Given problem:
Reproduce each line of the listing exactly.
━━━━━ Source data
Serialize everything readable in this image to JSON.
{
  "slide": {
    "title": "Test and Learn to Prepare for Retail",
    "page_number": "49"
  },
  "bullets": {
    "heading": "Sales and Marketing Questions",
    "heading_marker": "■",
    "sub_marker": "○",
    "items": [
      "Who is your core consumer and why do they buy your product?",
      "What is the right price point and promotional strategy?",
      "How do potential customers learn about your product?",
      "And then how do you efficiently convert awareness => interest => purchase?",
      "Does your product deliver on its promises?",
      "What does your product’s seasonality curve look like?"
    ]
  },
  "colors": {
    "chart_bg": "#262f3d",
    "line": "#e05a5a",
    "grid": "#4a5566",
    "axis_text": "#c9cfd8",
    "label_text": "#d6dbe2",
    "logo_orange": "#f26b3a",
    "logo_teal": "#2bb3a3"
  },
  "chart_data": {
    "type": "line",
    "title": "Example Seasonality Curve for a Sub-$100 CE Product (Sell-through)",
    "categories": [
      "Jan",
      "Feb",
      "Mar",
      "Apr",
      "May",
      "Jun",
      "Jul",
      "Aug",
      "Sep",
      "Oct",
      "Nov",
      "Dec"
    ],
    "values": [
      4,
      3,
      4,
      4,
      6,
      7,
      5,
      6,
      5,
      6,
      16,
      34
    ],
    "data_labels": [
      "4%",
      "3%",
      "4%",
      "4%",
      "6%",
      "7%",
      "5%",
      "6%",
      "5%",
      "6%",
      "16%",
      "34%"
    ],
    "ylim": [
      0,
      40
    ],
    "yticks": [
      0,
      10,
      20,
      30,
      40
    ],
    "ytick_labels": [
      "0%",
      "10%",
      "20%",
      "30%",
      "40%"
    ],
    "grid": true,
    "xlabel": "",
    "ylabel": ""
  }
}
━━━━━━━━━━
The answer:
Serialize everything readable in this image to JSON.
{
  "slide": {
    "title": "Test and Learn to Prepare for Retail",
    "page_number": "49"
  },
  "bullets": {
    "heading": "Sales and Marketing Questions",
    "heading_marker": "■",
    "sub_marker": "○",
    "items": [
      "Who is your core consumer and why do they buy your product?",
      "What is the right price point and promotional strategy?",
      "How do potential customers learn about your product?",
      "And then how do you efficiently convert awareness => interest => purchase?",
      "Does your product deliver on its promises?",
      "What does your product’s seasonality curve look like?"
    ]
  },
  "colors": {
    "chart_bg": "#262f3d",
    "line": "#e05a5a",
    "grid": "#4a5566",
    "axis_text": "#c9cfd8",
    "label_text": "#d6dbe2",
    "logo_orange": "#f26b3a",
    "logo_teal": "#2bb3a3"
  },
  "chart_data": {
    "type": "line",
    "title": "Example Seasonality Curve for a Sub-$100 CE Product (Sell-through)",
    "categories": [
      "Jan",
      "Feb",
      "Mar",
      "Apr",
      "May",
      "Jun",
      "Jul",
      "Aug",
      "Sep",
      "Oct",
      "Nov",
      "Dec"
    ],
    "values": [
      4,
      3,
      4,
      4,
      6,
      7,
      5,
      6,
      5,
      6,
      16,
      34
    ],
    "data_labels": [
      "4%",
      "3%",
      "4%",
      "4%",
      "6%",
      "7%",
      "5%",
      "6%",
      "5%",
      "6%",
      "16%",
      "34%"
    ],
    "ylim": [
      0,
      40
    ],
    "yticks": [
      0,
      10,
      20,
      30,
      40
    ],
    "ytick_labels": [
      "0%",
      "10%",
      "20%",
      "30%",
      "40%"
    ],
    "grid": true,
    "xlabel": "",
    "ylabel": ""
  }
}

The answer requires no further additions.